Objective: Reproduce the records below, swapping every "lon-tick-label" for "longitude-tick-label" and keeping everything else as it is.

Records:
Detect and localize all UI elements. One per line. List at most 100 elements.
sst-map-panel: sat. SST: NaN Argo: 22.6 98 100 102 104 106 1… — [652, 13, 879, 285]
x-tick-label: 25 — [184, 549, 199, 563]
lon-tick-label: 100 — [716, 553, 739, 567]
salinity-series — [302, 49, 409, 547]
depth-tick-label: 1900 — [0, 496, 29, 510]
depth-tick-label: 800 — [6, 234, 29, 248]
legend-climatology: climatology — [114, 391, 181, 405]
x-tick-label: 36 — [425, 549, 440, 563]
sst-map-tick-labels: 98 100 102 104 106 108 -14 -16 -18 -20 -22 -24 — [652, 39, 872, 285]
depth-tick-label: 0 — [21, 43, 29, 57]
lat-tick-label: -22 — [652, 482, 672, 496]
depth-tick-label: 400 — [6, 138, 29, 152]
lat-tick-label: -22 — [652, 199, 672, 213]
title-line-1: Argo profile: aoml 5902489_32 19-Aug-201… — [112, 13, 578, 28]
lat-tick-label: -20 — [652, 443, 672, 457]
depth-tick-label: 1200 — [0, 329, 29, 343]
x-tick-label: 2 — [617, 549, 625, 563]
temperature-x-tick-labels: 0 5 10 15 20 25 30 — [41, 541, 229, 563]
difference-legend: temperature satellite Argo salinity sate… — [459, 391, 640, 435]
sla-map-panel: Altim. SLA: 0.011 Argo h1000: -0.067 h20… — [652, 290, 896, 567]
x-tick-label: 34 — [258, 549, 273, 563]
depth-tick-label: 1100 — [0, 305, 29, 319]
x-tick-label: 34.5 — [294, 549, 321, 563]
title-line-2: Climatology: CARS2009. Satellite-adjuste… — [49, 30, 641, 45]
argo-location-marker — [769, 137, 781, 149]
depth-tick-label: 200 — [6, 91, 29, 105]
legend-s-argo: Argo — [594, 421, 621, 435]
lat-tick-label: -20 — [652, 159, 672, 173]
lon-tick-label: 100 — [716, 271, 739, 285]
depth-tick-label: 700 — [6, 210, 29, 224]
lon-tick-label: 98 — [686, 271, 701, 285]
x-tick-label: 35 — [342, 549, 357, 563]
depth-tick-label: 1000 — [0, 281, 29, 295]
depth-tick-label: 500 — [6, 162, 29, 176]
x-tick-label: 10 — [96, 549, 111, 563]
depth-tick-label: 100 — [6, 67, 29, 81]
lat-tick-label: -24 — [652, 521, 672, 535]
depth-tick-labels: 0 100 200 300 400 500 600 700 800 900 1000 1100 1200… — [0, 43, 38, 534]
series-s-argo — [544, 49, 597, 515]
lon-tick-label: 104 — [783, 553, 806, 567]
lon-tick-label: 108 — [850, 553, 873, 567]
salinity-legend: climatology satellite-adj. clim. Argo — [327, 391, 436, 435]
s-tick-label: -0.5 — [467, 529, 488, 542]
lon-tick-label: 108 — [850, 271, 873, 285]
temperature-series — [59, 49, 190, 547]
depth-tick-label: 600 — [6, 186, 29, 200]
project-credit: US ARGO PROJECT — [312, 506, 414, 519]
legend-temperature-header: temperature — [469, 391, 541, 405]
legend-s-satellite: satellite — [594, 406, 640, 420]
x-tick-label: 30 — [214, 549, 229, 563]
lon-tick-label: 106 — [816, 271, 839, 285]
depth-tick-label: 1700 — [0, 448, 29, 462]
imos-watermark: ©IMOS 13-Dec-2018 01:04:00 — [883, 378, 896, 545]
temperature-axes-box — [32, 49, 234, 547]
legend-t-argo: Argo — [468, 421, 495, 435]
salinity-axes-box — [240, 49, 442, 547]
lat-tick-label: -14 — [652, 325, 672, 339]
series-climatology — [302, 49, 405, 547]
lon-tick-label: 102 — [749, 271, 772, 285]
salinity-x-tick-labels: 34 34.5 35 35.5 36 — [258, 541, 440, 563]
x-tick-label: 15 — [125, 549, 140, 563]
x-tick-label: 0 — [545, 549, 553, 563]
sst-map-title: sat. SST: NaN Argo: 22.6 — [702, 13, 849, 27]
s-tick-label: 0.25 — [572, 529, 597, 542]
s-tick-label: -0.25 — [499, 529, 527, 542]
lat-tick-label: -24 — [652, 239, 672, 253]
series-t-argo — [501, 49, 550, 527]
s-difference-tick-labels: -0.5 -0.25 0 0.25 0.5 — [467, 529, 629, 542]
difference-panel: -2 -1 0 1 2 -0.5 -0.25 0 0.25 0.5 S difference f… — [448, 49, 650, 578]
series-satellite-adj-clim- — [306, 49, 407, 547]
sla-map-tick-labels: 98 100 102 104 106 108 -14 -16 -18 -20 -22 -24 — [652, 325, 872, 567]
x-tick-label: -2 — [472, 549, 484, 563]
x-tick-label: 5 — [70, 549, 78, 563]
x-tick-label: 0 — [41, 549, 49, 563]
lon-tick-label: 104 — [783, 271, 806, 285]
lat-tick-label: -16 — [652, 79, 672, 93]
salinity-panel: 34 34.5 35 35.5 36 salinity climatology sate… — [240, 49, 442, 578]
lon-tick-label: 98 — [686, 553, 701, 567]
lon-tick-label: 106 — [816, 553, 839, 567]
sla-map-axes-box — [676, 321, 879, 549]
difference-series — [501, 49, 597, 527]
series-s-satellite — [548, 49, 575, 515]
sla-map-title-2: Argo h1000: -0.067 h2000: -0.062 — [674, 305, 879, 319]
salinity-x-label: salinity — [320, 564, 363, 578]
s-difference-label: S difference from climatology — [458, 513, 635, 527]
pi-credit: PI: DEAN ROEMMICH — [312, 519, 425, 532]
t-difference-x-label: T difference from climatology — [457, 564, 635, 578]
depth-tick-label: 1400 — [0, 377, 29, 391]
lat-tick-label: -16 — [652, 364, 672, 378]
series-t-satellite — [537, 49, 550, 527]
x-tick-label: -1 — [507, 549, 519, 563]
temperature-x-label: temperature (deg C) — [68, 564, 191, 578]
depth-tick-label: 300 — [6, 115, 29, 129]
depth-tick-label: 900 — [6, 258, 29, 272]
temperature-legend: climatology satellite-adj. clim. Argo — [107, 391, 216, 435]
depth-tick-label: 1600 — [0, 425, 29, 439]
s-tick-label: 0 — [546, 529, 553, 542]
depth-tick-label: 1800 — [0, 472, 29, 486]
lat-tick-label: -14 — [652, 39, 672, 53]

Final answer:
Detect and localize all UI elements. One per line. List at most 100 elements.
sst-map-panel: sat. SST: NaN Argo: 22.6 98 100 102 104 106 1… — [652, 13, 879, 285]
x-tick-label: 25 — [184, 549, 199, 563]
longitude-tick-label: 100 — [716, 553, 739, 567]
salinity-series — [302, 49, 409, 547]
depth-tick-label: 1900 — [0, 496, 29, 510]
depth-tick-label: 800 — [6, 234, 29, 248]
legend-climatology: climatology — [114, 391, 181, 405]
x-tick-label: 36 — [425, 549, 440, 563]
sst-map-tick-labels: 98 100 102 104 106 108 -14 -16 -18 -20 -22 -24 — [652, 39, 872, 285]
depth-tick-label: 0 — [21, 43, 29, 57]
lat-tick-label: -22 — [652, 482, 672, 496]
depth-tick-label: 400 — [6, 138, 29, 152]
lat-tick-label: -22 — [652, 199, 672, 213]
title-line-1: Argo profile: aoml 5902489_32 19-Aug-201… — [112, 13, 578, 28]
lat-tick-label: -20 — [652, 443, 672, 457]
depth-tick-label: 1200 — [0, 329, 29, 343]
x-tick-label: 2 — [617, 549, 625, 563]
temperature-x-tick-labels: 0 5 10 15 20 25 30 — [41, 541, 229, 563]
difference-legend: temperature satellite Argo salinity sate… — [459, 391, 640, 435]
sla-map-panel: Altim. SLA: 0.011 Argo h1000: -0.067 h20… — [652, 290, 896, 567]
x-tick-label: 34 — [258, 549, 273, 563]
depth-tick-label: 1100 — [0, 305, 29, 319]
x-tick-label: 34.5 — [294, 549, 321, 563]
title-line-2: Climatology: CARS2009. Satellite-adjuste… — [49, 30, 641, 45]
argo-location-marker — [769, 137, 781, 149]
depth-tick-label: 200 — [6, 91, 29, 105]
legend-s-argo: Argo — [594, 421, 621, 435]
lat-tick-label: -20 — [652, 159, 672, 173]
longitude-tick-label: 100 — [716, 271, 739, 285]
depth-tick-label: 700 — [6, 210, 29, 224]
longitude-tick-label: 98 — [686, 271, 701, 285]
x-tick-label: 35 — [342, 549, 357, 563]
depth-tick-label: 1000 — [0, 281, 29, 295]
depth-tick-label: 500 — [6, 162, 29, 176]
x-tick-label: 10 — [96, 549, 111, 563]
depth-tick-label: 100 — [6, 67, 29, 81]
lat-tick-label: -24 — [652, 521, 672, 535]
depth-tick-labels: 0 100 200 300 400 500 600 700 800 900 1000 1100 1200… — [0, 43, 38, 534]
series-s-argo — [544, 49, 597, 515]
longitude-tick-label: 104 — [783, 553, 806, 567]
longitude-tick-label: 108 — [850, 553, 873, 567]
salinity-legend: climatology satellite-adj. clim. Argo — [327, 391, 436, 435]
s-tick-label: -0.5 — [467, 529, 488, 542]
longitude-tick-label: 108 — [850, 271, 873, 285]
temperature-series — [59, 49, 190, 547]
depth-tick-label: 600 — [6, 186, 29, 200]
project-credit: US ARGO PROJECT — [312, 506, 414, 519]
legend-temperature-header: temperature — [469, 391, 541, 405]
legend-s-satellite: satellite — [594, 406, 640, 420]
x-tick-label: 30 — [214, 549, 229, 563]
longitude-tick-label: 106 — [816, 271, 839, 285]
depth-tick-label: 1700 — [0, 448, 29, 462]
imos-watermark: ©IMOS 13-Dec-2018 01:04:00 — [883, 378, 896, 545]
temperature-axes-box — [32, 49, 234, 547]
legend-t-argo: Argo — [468, 421, 495, 435]
salinity-axes-box — [240, 49, 442, 547]
lat-tick-label: -14 — [652, 325, 672, 339]
series-climatology — [302, 49, 405, 547]
longitude-tick-label: 102 — [749, 271, 772, 285]
salinity-x-tick-labels: 34 34.5 35 35.5 36 — [258, 541, 440, 563]
x-tick-label: 15 — [125, 549, 140, 563]
x-tick-label: 0 — [545, 549, 553, 563]
sst-map-title: sat. SST: NaN Argo: 22.6 — [702, 13, 849, 27]
s-tick-label: 0.25 — [572, 529, 597, 542]
s-tick-label: -0.25 — [499, 529, 527, 542]
lat-tick-label: -24 — [652, 239, 672, 253]
series-t-argo — [501, 49, 550, 527]
s-difference-tick-labels: -0.5 -0.25 0 0.25 0.5 — [467, 529, 629, 542]
difference-panel: -2 -1 0 1 2 -0.5 -0.25 0 0.25 0.5 S difference f… — [448, 49, 650, 578]
series-satellite-adj-clim- — [306, 49, 407, 547]
sla-map-tick-labels: 98 100 102 104 106 108 -14 -16 -18 -20 -22 -24 — [652, 325, 872, 567]
x-tick-label: -2 — [472, 549, 484, 563]
x-tick-label: 5 — [70, 549, 78, 563]
x-tick-label: 0 — [41, 549, 49, 563]
longitude-tick-label: 104 — [783, 271, 806, 285]
lat-tick-label: -16 — [652, 79, 672, 93]
salinity-panel: 34 34.5 35 35.5 36 salinity climatology sate… — [240, 49, 442, 578]
longitude-tick-label: 98 — [686, 553, 701, 567]
longitude-tick-label: 106 — [816, 553, 839, 567]
sla-map-axes-box — [676, 321, 879, 549]
difference-series — [501, 49, 597, 527]
series-s-satellite — [548, 49, 575, 515]
sla-map-title-2: Argo h1000: -0.067 h2000: -0.062 — [674, 305, 879, 319]
salinity-x-label: salinity — [320, 564, 363, 578]
s-difference-label: S difference from climatology — [458, 513, 635, 527]
pi-credit: PI: DEAN ROEMMICH — [312, 519, 425, 532]
t-difference-x-label: T difference from climatology — [457, 564, 635, 578]
depth-tick-label: 1400 — [0, 377, 29, 391]
lat-tick-label: -16 — [652, 364, 672, 378]
series-t-satellite — [537, 49, 550, 527]
x-tick-label: -1 — [507, 549, 519, 563]
temperature-x-label: temperature (deg C) — [68, 564, 191, 578]
depth-tick-label: 300 — [6, 115, 29, 129]
depth-tick-label: 900 — [6, 258, 29, 272]
temperature-legend: climatology satellite-adj. clim. Argo — [107, 391, 216, 435]
depth-tick-label: 1600 — [0, 425, 29, 439]
s-tick-label: 0 — [546, 529, 553, 542]
depth-tick-label: 1800 — [0, 472, 29, 486]
lat-tick-label: -14 — [652, 39, 672, 53]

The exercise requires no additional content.